INSTRUÇÃO 1 | Segundo o texto sobre Almada Negreiros (filho), em que localidade cumpriam o serviço militar obrigatório em 1960?

TEXTO |

..........

2004/07/10

Almada Negreiros (filho)

Um pouco mais tarde, em 1960, conheci o filho, José de Almada Negreiros, com o mesmo nome do pai. Cumpríamos, com mais uns sete ou oito rapazes, o serviço militar obrigatório em Torres Novas, como aspirantes a oficial miliciano. Alguns tornaram-se figuras públicas. Um a que na altura não prestámos grande atenção chamava-se Belmiro de Azevedo, viria a fazer uma fortuna talvez maior que a nossa. Outro, o José Bernardino, ganhou fama como revolucionário e dirigente comunista. Constituía com os irmãos e demais família, um célebre clã, com sede na Avenida de Roma em Lisboa. Mais que residência era um verdadeiro centro de formação política e cultural de estudantes universitários, mormente do Técnico, e também de conspiração anti-fascista. José bernardino tínha-me recrutado para o PCP uns meses antes quando, na tropa em Cascais, fazíamos a recruta. Dois anos depois foi preso pela PIDE, foi terrivelmente torturado e passou na cadeia uns seis anos. Do Zé Bernardino dizia-se que na PIDE, no meio das torturas, não só não denunciara ninguém como nem sequer o nome dele declarara à polícia.

..........

MATERIAL APRESENTADO |
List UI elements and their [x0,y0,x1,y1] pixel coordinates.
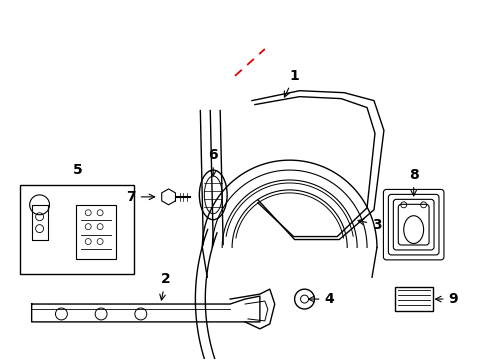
Text: 1: 1 [284,69,299,97]
Text: 4: 4 [308,292,333,306]
Text: 2: 2 [160,272,170,300]
Text: 6: 6 [208,148,218,176]
Bar [20,185,134,274]
Bar [76,205,116,260]
Bar [394,287,432,311]
Text: 8: 8 [408,168,418,196]
Text: 7: 7 [126,190,154,204]
Text: 3: 3 [357,218,381,231]
Text: 9: 9 [435,292,457,306]
Text: 5: 5 [72,163,82,177]
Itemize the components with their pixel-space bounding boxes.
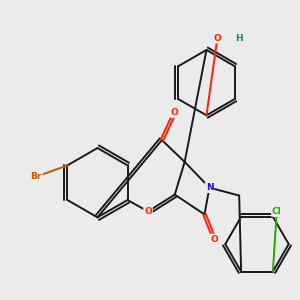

..........

INSTRUÇÃO 2 | Apresente como lista JSON de strings, uma por linha e sem linhas em branco, as linhas da listagem desde o seu início até à linha que contém "Text: 8: 8 [408,168,418,196]", inclusive. Deixe as imagens fora da resposta.

RESPOSTA 1 | Em Torres Novas.

RESPOSTA 2 |
[
  "List UI elements and their [x0,y0,x1,y1] pixel coordinates.",
  "Text: 1: 1 [284,69,299,97]",
  "Text: 4: 4 [308,292,333,306]",
  "Text: 2: 2 [160,272,170,300]",
  "Text: 6: 6 [208,148,218,176]",
  "Bar [20,185,134,274]",
  "Bar [76,205,116,260]",
  "Bar [394,287,432,311]",
  "Text: 8: 8 [408,168,418,196]"
]